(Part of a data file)
- - - - -

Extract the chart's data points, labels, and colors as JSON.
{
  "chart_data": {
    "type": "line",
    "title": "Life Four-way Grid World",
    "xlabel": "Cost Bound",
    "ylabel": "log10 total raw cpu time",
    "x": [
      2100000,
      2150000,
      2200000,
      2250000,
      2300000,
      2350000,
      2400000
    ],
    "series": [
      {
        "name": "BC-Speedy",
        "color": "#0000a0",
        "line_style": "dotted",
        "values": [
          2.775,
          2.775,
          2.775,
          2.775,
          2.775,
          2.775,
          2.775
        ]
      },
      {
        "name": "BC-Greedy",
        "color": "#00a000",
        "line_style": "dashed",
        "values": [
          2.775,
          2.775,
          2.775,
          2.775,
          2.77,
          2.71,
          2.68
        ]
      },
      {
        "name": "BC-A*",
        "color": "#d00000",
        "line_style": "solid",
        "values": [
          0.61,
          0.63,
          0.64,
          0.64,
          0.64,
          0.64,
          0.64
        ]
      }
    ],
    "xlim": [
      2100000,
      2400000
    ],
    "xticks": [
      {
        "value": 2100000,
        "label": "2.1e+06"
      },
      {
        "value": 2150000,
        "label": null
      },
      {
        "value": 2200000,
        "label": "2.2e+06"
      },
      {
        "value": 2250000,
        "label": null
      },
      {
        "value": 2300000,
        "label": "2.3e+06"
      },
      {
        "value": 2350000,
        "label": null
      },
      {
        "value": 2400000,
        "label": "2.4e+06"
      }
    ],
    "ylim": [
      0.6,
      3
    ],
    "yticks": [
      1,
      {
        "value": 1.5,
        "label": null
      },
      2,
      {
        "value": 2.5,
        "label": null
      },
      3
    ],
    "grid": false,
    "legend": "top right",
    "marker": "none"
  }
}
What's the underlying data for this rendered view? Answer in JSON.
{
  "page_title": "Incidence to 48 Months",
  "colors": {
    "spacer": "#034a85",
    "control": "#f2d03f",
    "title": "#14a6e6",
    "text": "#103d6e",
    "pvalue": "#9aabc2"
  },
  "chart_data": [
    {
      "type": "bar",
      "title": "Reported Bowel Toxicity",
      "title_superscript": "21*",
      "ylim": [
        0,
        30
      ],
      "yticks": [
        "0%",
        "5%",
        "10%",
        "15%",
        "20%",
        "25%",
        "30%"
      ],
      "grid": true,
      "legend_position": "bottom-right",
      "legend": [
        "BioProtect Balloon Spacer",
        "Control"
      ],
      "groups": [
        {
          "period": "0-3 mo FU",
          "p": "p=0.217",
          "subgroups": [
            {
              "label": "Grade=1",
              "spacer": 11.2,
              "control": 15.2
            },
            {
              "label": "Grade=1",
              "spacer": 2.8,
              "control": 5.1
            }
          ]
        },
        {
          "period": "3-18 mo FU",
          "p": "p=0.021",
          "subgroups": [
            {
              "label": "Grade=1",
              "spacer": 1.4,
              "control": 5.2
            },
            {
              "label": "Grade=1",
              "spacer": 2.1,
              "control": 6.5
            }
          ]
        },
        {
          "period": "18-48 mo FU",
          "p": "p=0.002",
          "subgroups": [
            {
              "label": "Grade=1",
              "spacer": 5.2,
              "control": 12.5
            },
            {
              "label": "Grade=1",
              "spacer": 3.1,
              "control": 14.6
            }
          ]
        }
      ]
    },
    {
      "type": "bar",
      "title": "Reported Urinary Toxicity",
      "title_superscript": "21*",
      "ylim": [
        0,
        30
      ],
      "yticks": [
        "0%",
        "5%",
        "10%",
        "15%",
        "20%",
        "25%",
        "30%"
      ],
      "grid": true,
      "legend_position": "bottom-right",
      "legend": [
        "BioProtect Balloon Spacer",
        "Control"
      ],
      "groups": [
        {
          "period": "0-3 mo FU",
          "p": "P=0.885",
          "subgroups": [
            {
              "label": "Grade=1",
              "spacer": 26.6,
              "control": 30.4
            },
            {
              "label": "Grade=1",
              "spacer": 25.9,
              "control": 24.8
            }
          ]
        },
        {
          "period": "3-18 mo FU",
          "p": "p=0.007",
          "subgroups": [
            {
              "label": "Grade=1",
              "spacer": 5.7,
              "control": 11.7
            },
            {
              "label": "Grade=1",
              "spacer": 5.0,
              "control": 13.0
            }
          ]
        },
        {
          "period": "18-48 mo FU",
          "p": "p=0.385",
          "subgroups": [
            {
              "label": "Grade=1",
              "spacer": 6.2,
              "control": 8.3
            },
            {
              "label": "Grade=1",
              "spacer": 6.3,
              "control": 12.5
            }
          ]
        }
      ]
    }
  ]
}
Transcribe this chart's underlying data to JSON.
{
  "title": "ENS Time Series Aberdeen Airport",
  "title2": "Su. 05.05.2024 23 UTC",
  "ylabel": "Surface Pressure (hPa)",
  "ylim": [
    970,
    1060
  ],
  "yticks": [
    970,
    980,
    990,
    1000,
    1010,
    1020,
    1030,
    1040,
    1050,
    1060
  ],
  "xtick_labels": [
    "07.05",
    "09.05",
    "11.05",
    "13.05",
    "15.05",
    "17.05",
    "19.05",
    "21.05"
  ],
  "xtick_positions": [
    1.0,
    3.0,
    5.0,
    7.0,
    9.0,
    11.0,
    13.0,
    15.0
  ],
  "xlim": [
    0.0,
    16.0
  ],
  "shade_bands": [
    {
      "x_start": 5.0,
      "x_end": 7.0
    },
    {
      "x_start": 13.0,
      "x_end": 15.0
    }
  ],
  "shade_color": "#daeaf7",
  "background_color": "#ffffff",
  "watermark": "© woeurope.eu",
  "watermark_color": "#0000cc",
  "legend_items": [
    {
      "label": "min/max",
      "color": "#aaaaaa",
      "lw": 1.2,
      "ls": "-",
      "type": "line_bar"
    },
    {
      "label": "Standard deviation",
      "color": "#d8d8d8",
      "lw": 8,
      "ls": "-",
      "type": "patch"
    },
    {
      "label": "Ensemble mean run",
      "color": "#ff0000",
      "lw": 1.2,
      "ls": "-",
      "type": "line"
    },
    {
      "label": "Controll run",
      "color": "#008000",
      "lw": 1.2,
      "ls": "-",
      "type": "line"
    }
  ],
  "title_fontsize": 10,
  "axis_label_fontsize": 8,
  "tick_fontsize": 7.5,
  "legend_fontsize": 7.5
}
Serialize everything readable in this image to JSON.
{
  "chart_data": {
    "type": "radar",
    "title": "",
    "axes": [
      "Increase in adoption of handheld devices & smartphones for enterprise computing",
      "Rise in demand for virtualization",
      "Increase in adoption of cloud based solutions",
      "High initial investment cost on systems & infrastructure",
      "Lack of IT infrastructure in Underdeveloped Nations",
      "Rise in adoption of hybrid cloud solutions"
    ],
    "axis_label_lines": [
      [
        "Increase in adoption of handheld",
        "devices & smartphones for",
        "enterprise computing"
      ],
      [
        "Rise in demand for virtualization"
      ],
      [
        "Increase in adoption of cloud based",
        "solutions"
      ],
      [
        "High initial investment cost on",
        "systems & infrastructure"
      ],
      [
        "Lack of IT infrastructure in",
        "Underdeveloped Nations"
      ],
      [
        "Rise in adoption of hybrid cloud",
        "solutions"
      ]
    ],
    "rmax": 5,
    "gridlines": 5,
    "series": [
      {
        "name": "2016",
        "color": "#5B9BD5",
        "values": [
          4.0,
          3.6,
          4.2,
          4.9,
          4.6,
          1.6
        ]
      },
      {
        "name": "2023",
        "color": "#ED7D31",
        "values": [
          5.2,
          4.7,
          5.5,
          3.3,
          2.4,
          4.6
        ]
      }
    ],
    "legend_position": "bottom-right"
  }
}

- - - - -

• **Written task**
Reproduce every entry shown above, precisely as it stands.

• **Result**
Extract the chart's data points, labels, and colors as JSON.
{
  "chart_data": {
    "type": "line",
    "title": "Life Four-way Grid World",
    "xlabel": "Cost Bound",
    "ylabel": "log10 total raw cpu time",
    "x": [
      2100000,
      2150000,
      2200000,
      2250000,
      2300000,
      2350000,
      2400000
    ],
    "series": [
      {
        "name": "BC-Speedy",
        "color": "#0000a0",
        "line_style": "dotted",
        "values": [
          2.775,
          2.775,
          2.775,
          2.775,
          2.775,
          2.775,
          2.775
        ]
      },
      {
        "name": "BC-Greedy",
        "color": "#00a000",
        "line_style": "dashed",
        "values": [
          2.775,
          2.775,
          2.775,
          2.775,
          2.77,
          2.71,
          2.68
        ]
      },
      {
        "name": "BC-A*",
        "color": "#d00000",
        "line_style": "solid",
        "values": [
          0.61,
          0.63,
          0.64,
          0.64,
          0.64,
          0.64,
          0.64
        ]
      }
    ],
    "xlim": [
      2100000,
      2400000
    ],
    "xticks": [
      {
        "value": 2100000,
        "label": "2.1e+06"
      },
      {
        "value": 2150000,
        "label": null
      },
      {
        "value": 2200000,
        "label": "2.2e+06"
      },
      {
        "value": 2250000,
        "label": null
      },
      {
        "value": 2300000,
        "label": "2.3e+06"
      },
      {
        "value": 2350000,
        "label": null
      },
      {
        "value": 2400000,
        "label": "2.4e+06"
      }
    ],
    "ylim": [
      0.6,
      3
    ],
    "yticks": [
      1,
      {
        "value": 1.5,
        "label": null
      },
      2,
      {
        "value": 2.5,
        "label": null
      },
      3
    ],
    "grid": false,
    "legend": "top right",
    "marker": "none"
  }
}
What's the underlying data for this rendered view? Answer in JSON.
{
  "page_title": "Incidence to 48 Months",
  "colors": {
    "spacer": "#034a85",
    "control": "#f2d03f",
    "title": "#14a6e6",
    "text": "#103d6e",
    "pvalue": "#9aabc2"
  },
  "chart_data": [
    {
      "type": "bar",
      "title": "Reported Bowel Toxicity",
      "title_superscript": "21*",
      "ylim": [
        0,
        30
      ],
      "yticks": [
        "0%",
        "5%",
        "10%",
        "15%",
        "20%",
        "25%",
        "30%"
      ],
      "grid": true,
      "legend_position": "bottom-right",
      "legend": [
        "BioProtect Balloon Spacer",
        "Control"
      ],
      "groups": [
        {
          "period": "0-3 mo FU",
          "p": "p=0.217",
          "subgroups": [
            {
              "label": "Grade=1",
              "spacer": 11.2,
              "control": 15.2
            },
            {
              "label": "Grade=1",
              "spacer": 2.8,
              "control": 5.1
            }
          ]
        },
        {
          "period": "3-18 mo FU",
          "p": "p=0.021",
          "subgroups": [
            {
              "label": "Grade=1",
              "spacer": 1.4,
              "control": 5.2
            },
            {
              "label": "Grade=1",
              "spacer": 2.1,
              "control": 6.5
            }
          ]
        },
        {
          "period": "18-48 mo FU",
          "p": "p=0.002",
          "subgroups": [
            {
              "label": "Grade=1",
              "spacer": 5.2,
              "control": 12.5
            },
            {
              "label": "Grade=1",
              "spacer": 3.1,
              "control": 14.6
            }
          ]
        }
      ]
    },
    {
      "type": "bar",
      "title": "Reported Urinary Toxicity",
      "title_superscript": "21*",
      "ylim": [
        0,
        30
      ],
      "yticks": [
        "0%",
        "5%",
        "10%",
        "15%",
        "20%",
        "25%",
        "30%"
      ],
      "grid": true,
      "legend_position": "bottom-right",
      "legend": [
        "BioProtect Balloon Spacer",
        "Control"
      ],
      "groups": [
        {
          "period": "0-3 mo FU",
          "p": "P=0.885",
          "subgroups": [
            {
              "label": "Grade=1",
              "spacer": 26.6,
              "control": 30.4
            },
            {
              "label": "Grade=1",
              "spacer": 25.9,
              "control": 24.8
            }
          ]
        },
        {
          "period": "3-18 mo FU",
          "p": "p=0.007",
          "subgroups": [
            {
              "label": "Grade=1",
              "spacer": 5.7,
              "control": 11.7
            },
            {
              "label": "Grade=1",
              "spacer": 5.0,
              "control": 13.0
            }
          ]
        },
        {
          "period": "18-48 mo FU",
          "p": "p=0.385",
          "subgroups": [
            {
              "label": "Grade=1",
              "spacer": 6.2,
              "control": 8.3
            },
            {
              "label": "Grade=1",
              "spacer": 6.3,
              "control": 12.5
            }
          ]
        }
      ]
    }
  ]
}
Transcribe this chart's underlying data to JSON.
{
  "title": "ENS Time Series Aberdeen Airport",
  "title2": "Su. 05.05.2024 23 UTC",
  "ylabel": "Surface Pressure (hPa)",
  "ylim": [
    970,
    1060
  ],
  "yticks": [
    970,
    980,
    990,
    1000,
    1010,
    1020,
    1030,
    1040,
    1050,
    1060
  ],
  "xtick_labels": [
    "07.05",
    "09.05",
    "11.05",
    "13.05",
    "15.05",
    "17.05",
    "19.05",
    "21.05"
  ],
  "xtick_positions": [
    1.0,
    3.0,
    5.0,
    7.0,
    9.0,
    11.0,
    13.0,
    15.0
  ],
  "xlim": [
    0.0,
    16.0
  ],
  "shade_bands": [
    {
      "x_start": 5.0,
      "x_end": 7.0
    },
    {
      "x_start": 13.0,
      "x_end": 15.0
    }
  ],
  "shade_color": "#daeaf7",
  "background_color": "#ffffff",
  "watermark": "© woeurope.eu",
  "watermark_color": "#0000cc",
  "legend_items": [
    {
      "label": "min/max",
      "color": "#aaaaaa",
      "lw": 1.2,
      "ls": "-",
      "type": "line_bar"
    },
    {
      "label": "Standard deviation",
      "color": "#d8d8d8",
      "lw": 8,
      "ls": "-",
      "type": "patch"
    },
    {
      "label": "Ensemble mean run",
      "color": "#ff0000",
      "lw": 1.2,
      "ls": "-",
      "type": "line"
    },
    {
      "label": "Controll run",
      "color": "#008000",
      "lw": 1.2,
      "ls": "-",
      "type": "line"
    }
  ],
  "title_fontsize": 10,
  "axis_label_fontsize": 8,
  "tick_fontsize": 7.5,
  "legend_fontsize": 7.5
}
Serialize everything readable in this image to JSON.
{
  "chart_data": {
    "type": "radar",
    "title": "",
    "axes": [
      "Increase in adoption of handheld devices & smartphones for enterprise computing",
      "Rise in demand for virtualization",
      "Increase in adoption of cloud based solutions",
      "High initial investment cost on systems & infrastructure",
      "Lack of IT infrastructure in Underdeveloped Nations",
      "Rise in adoption of hybrid cloud solutions"
    ],
    "axis_label_lines": [
      [
        "Increase in adoption of handheld",
        "devices & smartphones for",
        "enterprise computing"
      ],
      [
        "Rise in demand for virtualization"
      ],
      [
        "Increase in adoption of cloud based",
        "solutions"
      ],
      [
        "High initial investment cost on",
        "systems & infrastructure"
      ],
      [
        "Lack of IT infrastructure in",
        "Underdeveloped Nations"
      ],
      [
        "Rise in adoption of hybrid cloud",
        "solutions"
      ]
    ],
    "rmax": 5,
    "gridlines": 5,
    "series": [
      {
        "name": "2016",
        "color": "#5B9BD5",
        "values": [
          4.0,
          3.6,
          4.2,
          4.9,
          4.6,
          1.6
        ]
      },
      {
        "name": "2023",
        "color": "#ED7D31",
        "values": [
          5.2,
          4.7,
          5.5,
          3.3,
          2.4,
          4.6
        ]
      }
    ],
    "legend_position": "bottom-right"
  }
}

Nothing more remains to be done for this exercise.